Data excerpts
--*--

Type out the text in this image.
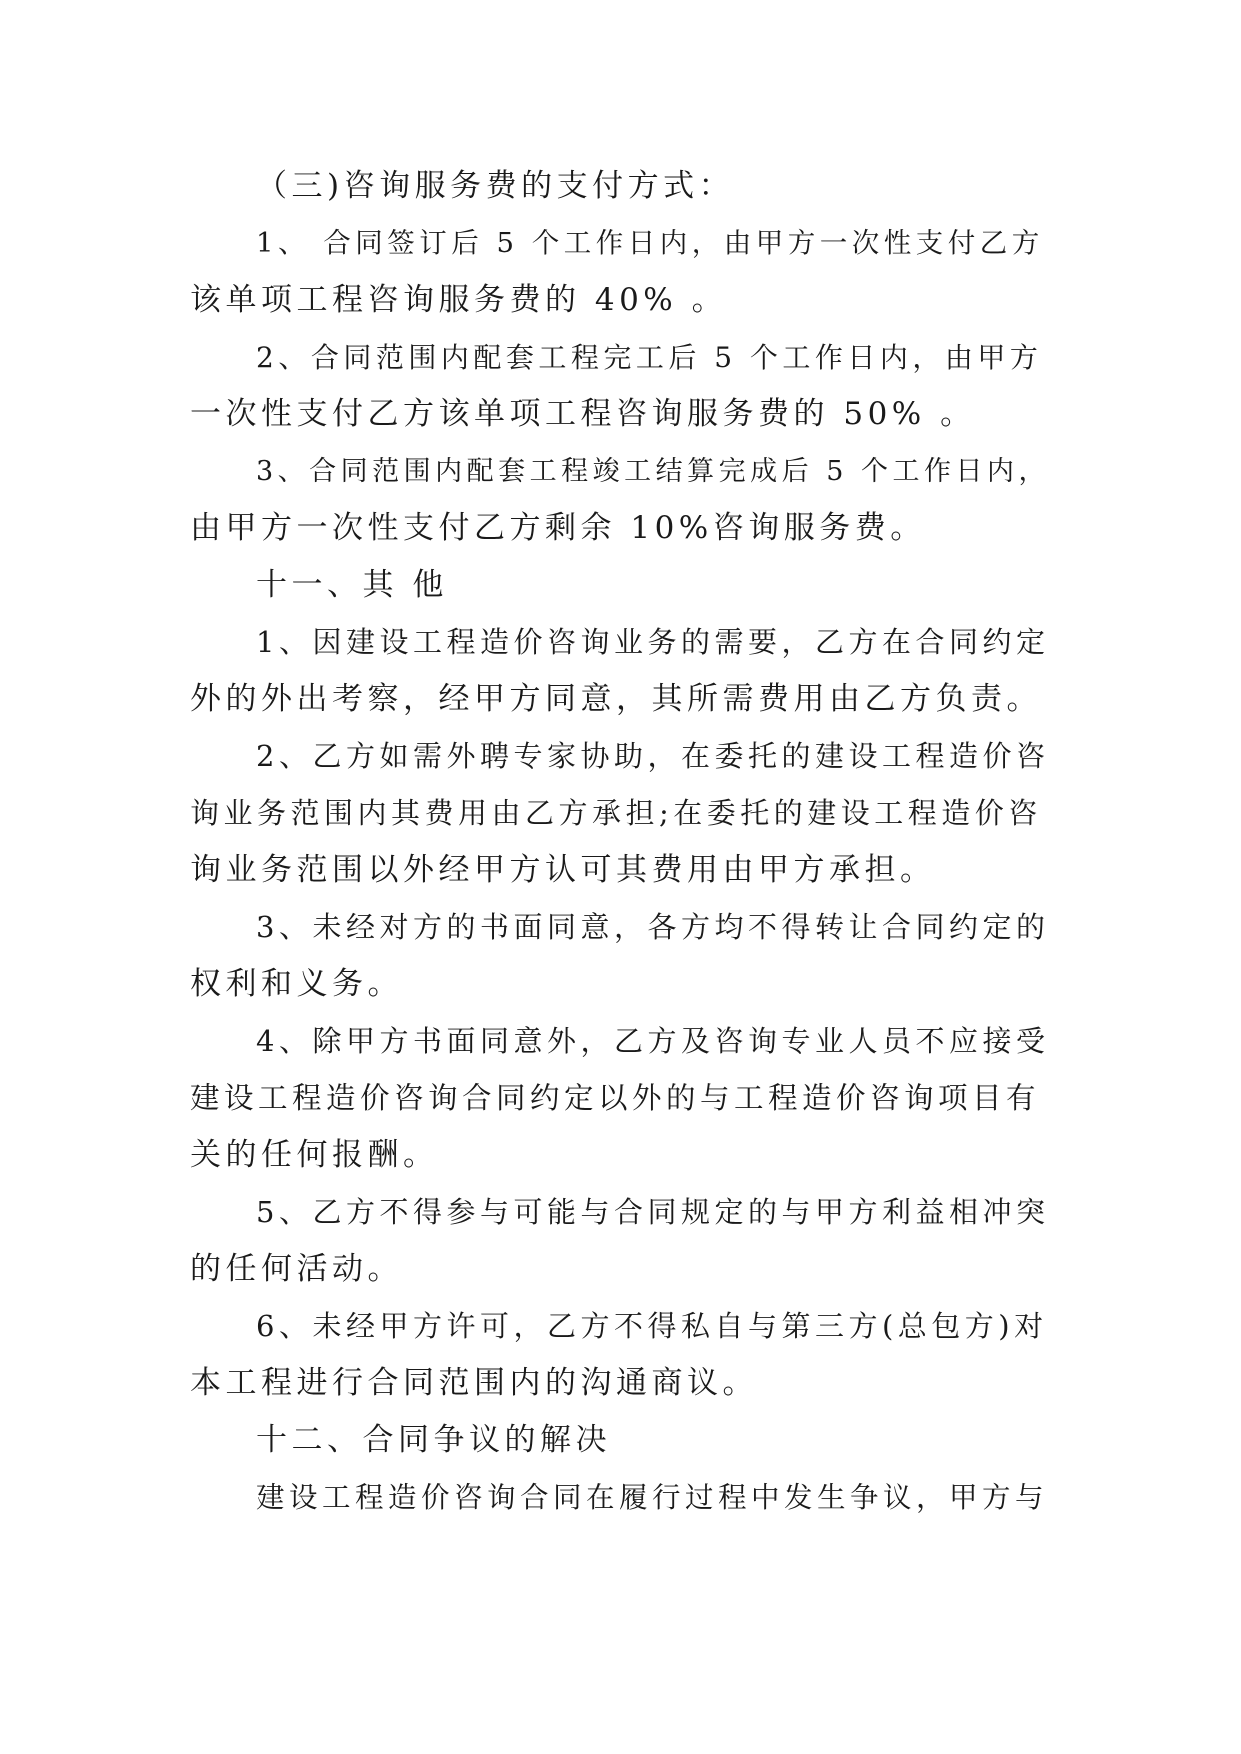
（三)咨询服务费的支付方式：
1、 合同签订后 5 个工作日内，由甲方一次性支付乙方
该单项工程咨询服务费的 40% 。
2、合同范围内配套工程完工后 5 个工作日内，由甲方
一次性支付乙方该单项工程咨询服务费的 50% 。
3、合同范围内配套工程竣工结算完成后 5 个工作日内，
由甲方一次性支付乙方剩余 10%咨询服务费。
十一、其 他
1、因建设工程造价咨询业务的需要，乙方在合同约定
外的外出考察，经甲方同意，其所需费用由乙方负责。
2、乙方如需外聘专家协助，在委托的建设工程造价咨
询业务范围内其费用由乙方承担;在委托的建设工程造价咨
询业务范围以外经甲方认可其费用由甲方承担。
3、未经对方的书面同意，各方均不得转让合同约定的
权利和义务。
4、除甲方书面同意外，乙方及咨询专业人员不应接受
建设工程造价咨询合同约定以外的与工程造价咨询项目有
关的任何报酬。
5、乙方不得参与可能与合同规定的与甲方利益相冲突
的任何活动。
6、未经甲方许可，乙方不得私自与第三方(总包方)对
本工程进行合同范围内的沟通商议。
十二、合同争议的解决
建设工程造价咨询合同在履行过程中发生争议，甲方与
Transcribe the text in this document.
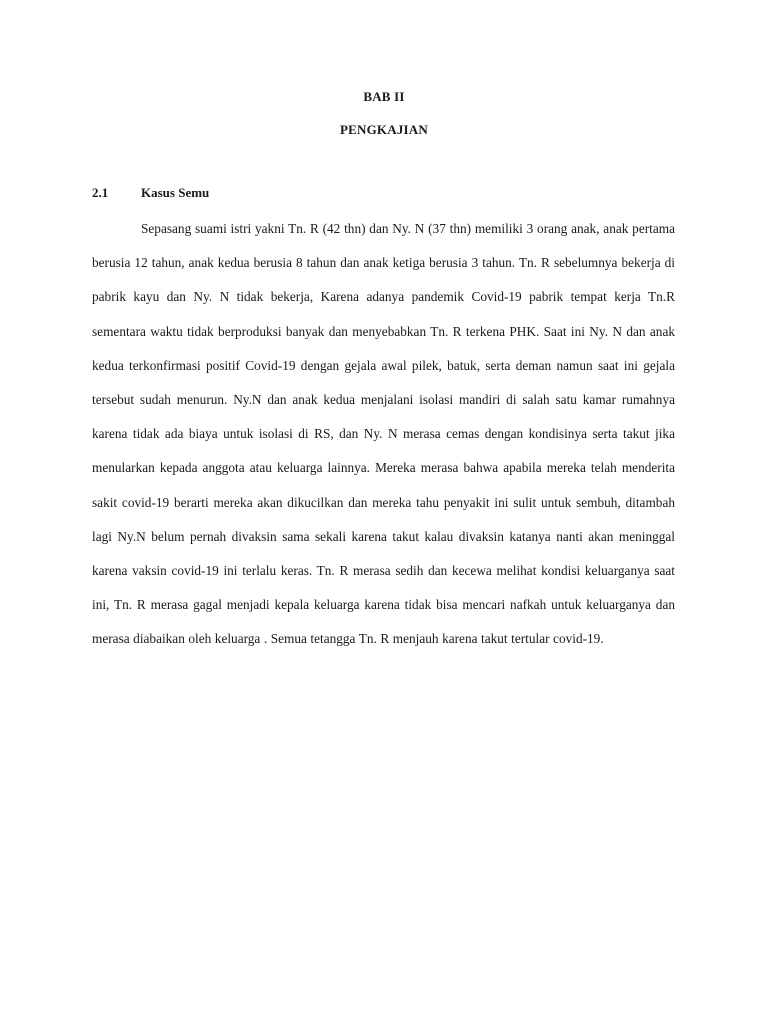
BAB II
PENGKAJIAN
2.1	Kasus Semu

Sepasang suami istri yakni Tn. R (42 thn) dan Ny. N (37 thn) memiliki 3 orang anak, anak pertama berusia 12 tahun, anak kedua berusia 8 tahun dan anak ketiga berusia 3 tahun. Tn. R sebelumnya bekerja di pabrik kayu dan Ny. N tidak bekerja, Karena adanya pandemik Covid-19 pabrik tempat kerja Tn.R sementara waktu tidak berproduksi banyak dan menyebabkan Tn. R terkena PHK. Saat ini Ny. N dan anak kedua terkonfirmasi positif Covid-19 dengan gejala awal pilek, batuk, serta deman namun saat ini gejala tersebut sudah menurun. Ny.N dan anak kedua menjalani isolasi mandiri di salah satu kamar rumahnya karena tidak ada biaya untuk isolasi di RS, dan Ny. N merasa cemas dengan kondisinya serta takut jika menularkan kepada anggota atau keluarga lainnya. Mereka merasa bahwa apabila mereka telah menderita sakit covid-19 berarti mereka akan dikucilkan dan mereka tahu penyakit ini sulit untuk sembuh, ditambah lagi Ny.N belum pernah divaksin sama sekali karena takut kalau divaksin katanya nanti akan meninggal karena vaksin covid-19 ini terlalu keras. Tn. R merasa sedih dan kecewa melihat kondisi keluarganya saat ini, Tn. R merasa gagal menjadi kepala keluarga karena tidak bisa mencari nafkah untuk keluarganya dan merasa diabaikan oleh keluarga . Semua tetangga Tn. R menjauh karena takut tertular covid-19.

--*--

◆ Directions for this task: Find the lines containing "在委托的建设工程造价咨" and pull them out.

◆ Output of the exercise:
2、乙方如需外聘专家协助，在委托的建设工程造价咨
询业务范围内其费用由乙方承担;在委托的建设工程造价咨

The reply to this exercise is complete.